§ **REQUIRED WORK**
Which lines of the records contain "name"? Collect every one of them.

§ **RECORDS SUPPLIED**
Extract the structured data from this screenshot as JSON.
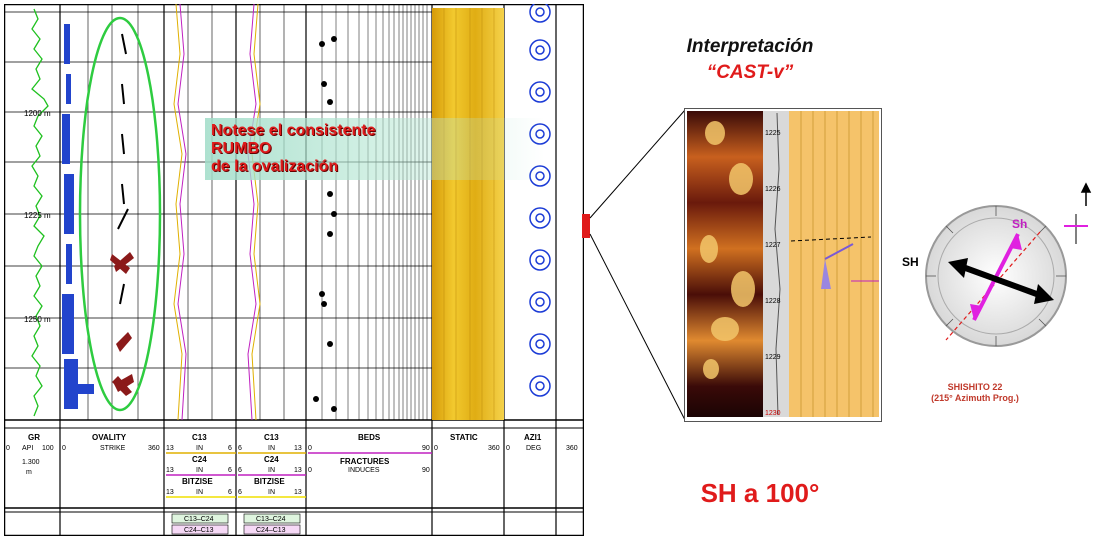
{
  "log": {
    "depths": [
      "1200 m",
      "1225 m",
      "1250 m"
    ],
    "tracks": [
      {
        "name": "GR",
        "unit": "API",
        "range_min": "0",
        "range_max": "100"
      },
      {
        "name": "OVALITY",
        "unit": "STRIKE",
        "range_min": "0",
        "range_max": "360"
      },
      {
        "name": "C13",
        "unit": "IN",
        "range_min": "13",
        "range_max": "6"
      },
      {
        "name": "C13",
        "unit": "IN",
        "range_min": "6",
        "range_max": "13"
      },
      {
        "name": "BEDS",
        "unit": "",
        "range_min": "0",
        "range_max": "90"
      },
      {
        "name": "STATIC",
        "unit": "",
        "range_min": "0",
        "range_max": "360"
      },
      {
        "name": "AZI1",
        "unit": "DEG",
        "range_min": "0",
        "range_max": "360"
      }
    ],
    "gr_extra": [
      "1.300",
      "m"
    ],
    "c24_left": {
      "name": "C24",
      "unit": "IN",
      "range_min": "13",
      "range_max": "6"
    },
    "c24_right": {
      "name": "C24",
      "unit": "IN",
      "range_min": "6",
      "range_max": "13"
    },
    "bitsize_left": {
      "name": "BITZISE",
      "unit": "IN",
      "range_min": "13",
      "range_max": "6"
    },
    "bitsize_right": {
      "name": "BITZISE",
      "unit": "IN",
      "range_min": "6",
      "range_max": "13"
    },
    "fractures": {
      "name": "FRACTURES",
      "unit": "INDUCES",
      "range_min": "0",
      "range_max": "90"
    },
    "fill_labels_left": [
      "C13–C24",
      "C24–C13"
    ],
    "fill_labels_right": [
      "C13–C24",
      "C24–C13"
    ]
  },
  "note": {
    "lines": [
      "Notese el consistente",
      "RUMBO",
      "de la ovalización"
    ]
  },
  "interpretation": {
    "title": "Interpretación",
    "subtitle": "“CAST-v”",
    "depth_marks": [
      "1225",
      "1226",
      "1227",
      "1228",
      "1229",
      "1230"
    ]
  },
  "compass": {
    "sh_label": "Sh",
    "SH_label": "SH",
    "caption_line1": "SHISHITO 22",
    "caption_line2": "(215° Azimuth Prog.)"
  },
  "result": "SH a 100°",
  "colors": {
    "accent_red": "#e01b1b",
    "ellipse_green": "#2ecc40",
    "sh_magenta": "#e020e0"
  }
}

§ **CORRECT OUTPUT**
        "name": "GR",
        "name": "OVALITY",
        "name": "C13",
        "name": "C13",
        "name": "BEDS",
        "name": "STATIC",
        "name": "AZI1",
      "name": "C24",
      "name": "C24",
      "name": "BITZISE",
      "name": "BITZISE",
      "name": "FRACTURES",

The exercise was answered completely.